Short exercise = Write out all of the entries exactly, please.

Supplied material =
>> BEGIN

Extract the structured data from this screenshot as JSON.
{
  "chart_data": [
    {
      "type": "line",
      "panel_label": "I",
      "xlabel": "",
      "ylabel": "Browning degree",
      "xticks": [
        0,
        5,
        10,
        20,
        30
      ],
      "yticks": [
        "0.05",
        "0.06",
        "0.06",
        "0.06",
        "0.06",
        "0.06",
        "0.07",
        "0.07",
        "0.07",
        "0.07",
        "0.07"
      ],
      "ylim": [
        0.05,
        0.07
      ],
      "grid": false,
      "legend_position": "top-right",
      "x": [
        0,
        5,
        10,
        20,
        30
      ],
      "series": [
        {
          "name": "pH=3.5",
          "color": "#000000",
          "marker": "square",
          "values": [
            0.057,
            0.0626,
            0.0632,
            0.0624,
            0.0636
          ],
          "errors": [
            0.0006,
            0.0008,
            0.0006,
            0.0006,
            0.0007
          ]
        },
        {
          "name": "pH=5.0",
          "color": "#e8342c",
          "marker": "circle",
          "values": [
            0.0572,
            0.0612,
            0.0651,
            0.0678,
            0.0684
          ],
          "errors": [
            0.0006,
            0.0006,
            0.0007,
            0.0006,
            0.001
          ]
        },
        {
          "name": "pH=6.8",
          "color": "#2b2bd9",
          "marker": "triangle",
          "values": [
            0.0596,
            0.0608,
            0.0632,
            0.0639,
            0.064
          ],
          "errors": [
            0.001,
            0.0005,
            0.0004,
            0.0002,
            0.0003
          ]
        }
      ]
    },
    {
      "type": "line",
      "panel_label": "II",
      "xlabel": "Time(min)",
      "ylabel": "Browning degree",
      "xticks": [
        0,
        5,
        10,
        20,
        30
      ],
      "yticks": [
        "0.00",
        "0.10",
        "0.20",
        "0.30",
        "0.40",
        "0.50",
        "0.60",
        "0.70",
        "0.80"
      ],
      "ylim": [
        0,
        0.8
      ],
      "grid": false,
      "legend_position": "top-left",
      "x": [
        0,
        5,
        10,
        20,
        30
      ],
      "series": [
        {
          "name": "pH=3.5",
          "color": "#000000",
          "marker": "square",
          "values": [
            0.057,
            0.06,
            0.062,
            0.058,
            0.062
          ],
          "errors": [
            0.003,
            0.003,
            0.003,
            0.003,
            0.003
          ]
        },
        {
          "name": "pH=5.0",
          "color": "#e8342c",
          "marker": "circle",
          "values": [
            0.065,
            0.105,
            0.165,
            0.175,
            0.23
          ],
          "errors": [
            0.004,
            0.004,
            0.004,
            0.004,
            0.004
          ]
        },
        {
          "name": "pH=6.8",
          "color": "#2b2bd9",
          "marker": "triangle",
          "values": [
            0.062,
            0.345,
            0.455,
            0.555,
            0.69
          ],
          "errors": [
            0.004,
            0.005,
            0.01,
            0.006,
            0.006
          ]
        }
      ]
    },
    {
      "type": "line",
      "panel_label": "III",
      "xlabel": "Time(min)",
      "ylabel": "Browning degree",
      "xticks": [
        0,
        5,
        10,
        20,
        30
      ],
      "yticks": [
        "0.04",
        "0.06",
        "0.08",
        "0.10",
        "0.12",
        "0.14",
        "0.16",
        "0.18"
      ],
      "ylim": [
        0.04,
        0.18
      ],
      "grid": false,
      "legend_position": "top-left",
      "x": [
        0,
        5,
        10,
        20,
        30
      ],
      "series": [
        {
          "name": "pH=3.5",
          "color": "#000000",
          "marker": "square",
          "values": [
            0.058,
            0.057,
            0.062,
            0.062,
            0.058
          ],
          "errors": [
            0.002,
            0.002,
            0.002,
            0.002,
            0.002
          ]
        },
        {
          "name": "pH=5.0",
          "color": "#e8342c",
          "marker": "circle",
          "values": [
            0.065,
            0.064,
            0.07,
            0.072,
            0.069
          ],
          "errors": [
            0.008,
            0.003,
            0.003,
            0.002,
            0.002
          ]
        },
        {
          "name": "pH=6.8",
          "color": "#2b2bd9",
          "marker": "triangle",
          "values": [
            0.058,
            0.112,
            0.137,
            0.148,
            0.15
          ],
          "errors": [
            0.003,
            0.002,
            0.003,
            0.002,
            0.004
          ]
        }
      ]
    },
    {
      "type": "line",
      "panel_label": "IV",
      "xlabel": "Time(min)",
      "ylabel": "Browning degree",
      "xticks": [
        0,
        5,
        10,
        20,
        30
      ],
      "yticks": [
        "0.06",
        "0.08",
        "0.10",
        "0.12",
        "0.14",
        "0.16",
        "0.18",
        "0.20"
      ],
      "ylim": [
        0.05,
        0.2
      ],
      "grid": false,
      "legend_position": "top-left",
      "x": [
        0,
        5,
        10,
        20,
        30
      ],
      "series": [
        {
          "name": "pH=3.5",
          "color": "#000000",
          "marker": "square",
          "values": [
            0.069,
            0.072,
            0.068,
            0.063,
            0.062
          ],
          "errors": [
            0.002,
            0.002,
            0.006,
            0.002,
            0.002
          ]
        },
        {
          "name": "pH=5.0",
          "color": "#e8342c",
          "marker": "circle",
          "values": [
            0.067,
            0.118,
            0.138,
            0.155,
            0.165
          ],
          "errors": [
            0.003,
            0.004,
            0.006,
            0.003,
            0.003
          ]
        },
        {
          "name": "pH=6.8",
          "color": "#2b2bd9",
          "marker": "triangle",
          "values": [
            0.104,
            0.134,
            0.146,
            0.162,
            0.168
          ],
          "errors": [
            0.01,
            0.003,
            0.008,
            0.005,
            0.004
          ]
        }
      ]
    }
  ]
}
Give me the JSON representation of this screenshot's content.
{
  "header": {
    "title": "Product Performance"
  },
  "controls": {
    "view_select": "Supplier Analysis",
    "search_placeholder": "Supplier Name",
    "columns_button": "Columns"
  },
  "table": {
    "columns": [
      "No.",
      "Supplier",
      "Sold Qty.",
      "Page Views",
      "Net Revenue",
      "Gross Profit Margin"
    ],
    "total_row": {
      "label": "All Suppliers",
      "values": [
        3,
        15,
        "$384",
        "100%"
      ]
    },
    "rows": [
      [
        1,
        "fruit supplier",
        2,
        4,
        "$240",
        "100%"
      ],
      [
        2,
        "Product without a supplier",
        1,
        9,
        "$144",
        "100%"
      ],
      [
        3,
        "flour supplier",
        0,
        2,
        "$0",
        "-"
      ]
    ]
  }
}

>> END

Expected answer =
Extract the structured data from this screenshot as JSON.
{
  "chart_data": [
    {
      "type": "line",
      "panel_label": "I",
      "xlabel": "",
      "ylabel": "Browning degree",
      "xticks": [
        0,
        5,
        10,
        20,
        30
      ],
      "yticks": [
        "0.05",
        "0.06",
        "0.06",
        "0.06",
        "0.06",
        "0.06",
        "0.07",
        "0.07",
        "0.07",
        "0.07",
        "0.07"
      ],
      "ylim": [
        0.05,
        0.07
      ],
      "grid": false,
      "legend_position": "top-right",
      "x": [
        0,
        5,
        10,
        20,
        30
      ],
      "series": [
        {
          "name": "pH=3.5",
          "color": "#000000",
          "marker": "square",
          "values": [
            0.057,
            0.0626,
            0.0632,
            0.0624,
            0.0636
          ],
          "errors": [
            0.0006,
            0.0008,
            0.0006,
            0.0006,
            0.0007
          ]
        },
        {
          "name": "pH=5.0",
          "color": "#e8342c",
          "marker": "circle",
          "values": [
            0.0572,
            0.0612,
            0.0651,
            0.0678,
            0.0684
          ],
          "errors": [
            0.0006,
            0.0006,
            0.0007,
            0.0006,
            0.001
          ]
        },
        {
          "name": "pH=6.8",
          "color": "#2b2bd9",
          "marker": "triangle",
          "values": [
            0.0596,
            0.0608,
            0.0632,
            0.0639,
            0.064
          ],
          "errors": [
            0.001,
            0.0005,
            0.0004,
            0.0002,
            0.0003
          ]
        }
      ]
    },
    {
      "type": "line",
      "panel_label": "II",
      "xlabel": "Time(min)",
      "ylabel": "Browning degree",
      "xticks": [
        0,
        5,
        10,
        20,
        30
      ],
      "yticks": [
        "0.00",
        "0.10",
        "0.20",
        "0.30",
        "0.40",
        "0.50",
        "0.60",
        "0.70",
        "0.80"
      ],
      "ylim": [
        0,
        0.8
      ],
      "grid": false,
      "legend_position": "top-left",
      "x": [
        0,
        5,
        10,
        20,
        30
      ],
      "series": [
        {
          "name": "pH=3.5",
          "color": "#000000",
          "marker": "square",
          "values": [
            0.057,
            0.06,
            0.062,
            0.058,
            0.062
          ],
          "errors": [
            0.003,
            0.003,
            0.003,
            0.003,
            0.003
          ]
        },
        {
          "name": "pH=5.0",
          "color": "#e8342c",
          "marker": "circle",
          "values": [
            0.065,
            0.105,
            0.165,
            0.175,
            0.23
          ],
          "errors": [
            0.004,
            0.004,
            0.004,
            0.004,
            0.004
          ]
        },
        {
          "name": "pH=6.8",
          "color": "#2b2bd9",
          "marker": "triangle",
          "values": [
            0.062,
            0.345,
            0.455,
            0.555,
            0.69
          ],
          "errors": [
            0.004,
            0.005,
            0.01,
            0.006,
            0.006
          ]
        }
      ]
    },
    {
      "type": "line",
      "panel_label": "III",
      "xlabel": "Time(min)",
      "ylabel": "Browning degree",
      "xticks": [
        0,
        5,
        10,
        20,
        30
      ],
      "yticks": [
        "0.04",
        "0.06",
        "0.08",
        "0.10",
        "0.12",
        "0.14",
        "0.16",
        "0.18"
      ],
      "ylim": [
        0.04,
        0.18
      ],
      "grid": false,
      "legend_position": "top-left",
      "x": [
        0,
        5,
        10,
        20,
        30
      ],
      "series": [
        {
          "name": "pH=3.5",
          "color": "#000000",
          "marker": "square",
          "values": [
            0.058,
            0.057,
            0.062,
            0.062,
            0.058
          ],
          "errors": [
            0.002,
            0.002,
            0.002,
            0.002,
            0.002
          ]
        },
        {
          "name": "pH=5.0",
          "color": "#e8342c",
          "marker": "circle",
          "values": [
            0.065,
            0.064,
            0.07,
            0.072,
            0.069
          ],
          "errors": [
            0.008,
            0.003,
            0.003,
            0.002,
            0.002
          ]
        },
        {
          "name": "pH=6.8",
          "color": "#2b2bd9",
          "marker": "triangle",
          "values": [
            0.058,
            0.112,
            0.137,
            0.148,
            0.15
          ],
          "errors": [
            0.003,
            0.002,
            0.003,
            0.002,
            0.004
          ]
        }
      ]
    },
    {
      "type": "line",
      "panel_label": "IV",
      "xlabel": "Time(min)",
      "ylabel": "Browning degree",
      "xticks": [
        0,
        5,
        10,
        20,
        30
      ],
      "yticks": [
        "0.06",
        "0.08",
        "0.10",
        "0.12",
        "0.14",
        "0.16",
        "0.18",
        "0.20"
      ],
      "ylim": [
        0.05,
        0.2
      ],
      "grid": false,
      "legend_position": "top-left",
      "x": [
        0,
        5,
        10,
        20,
        30
      ],
      "series": [
        {
          "name": "pH=3.5",
          "color": "#000000",
          "marker": "square",
          "values": [
            0.069,
            0.072,
            0.068,
            0.063,
            0.062
          ],
          "errors": [
            0.002,
            0.002,
            0.006,
            0.002,
            0.002
          ]
        },
        {
          "name": "pH=5.0",
          "color": "#e8342c",
          "marker": "circle",
          "values": [
            0.067,
            0.118,
            0.138,
            0.155,
            0.165
          ],
          "errors": [
            0.003,
            0.004,
            0.006,
            0.003,
            0.003
          ]
        },
        {
          "name": "pH=6.8",
          "color": "#2b2bd9",
          "marker": "triangle",
          "values": [
            0.104,
            0.134,
            0.146,
            0.162,
            0.168
          ],
          "errors": [
            0.01,
            0.003,
            0.008,
            0.005,
            0.004
          ]
        }
      ]
    }
  ]
}
Give me the JSON representation of this screenshot's content.
{
  "header": {
    "title": "Product Performance"
  },
  "controls": {
    "view_select": "Supplier Analysis",
    "search_placeholder": "Supplier Name",
    "columns_button": "Columns"
  },
  "table": {
    "columns": [
      "No.",
      "Supplier",
      "Sold Qty.",
      "Page Views",
      "Net Revenue",
      "Gross Profit Margin"
    ],
    "total_row": {
      "label": "All Suppliers",
      "values": [
        3,
        15,
        "$384",
        "100%"
      ]
    },
    "rows": [
      [
        1,
        "fruit supplier",
        2,
        4,
        "$240",
        "100%"
      ],
      [
        2,
        "Product without a supplier",
        1,
        9,
        "$144",
        "100%"
      ],
      [
        3,
        "flour supplier",
        0,
        2,
        "$0",
        "-"
      ]
    ]
  }
}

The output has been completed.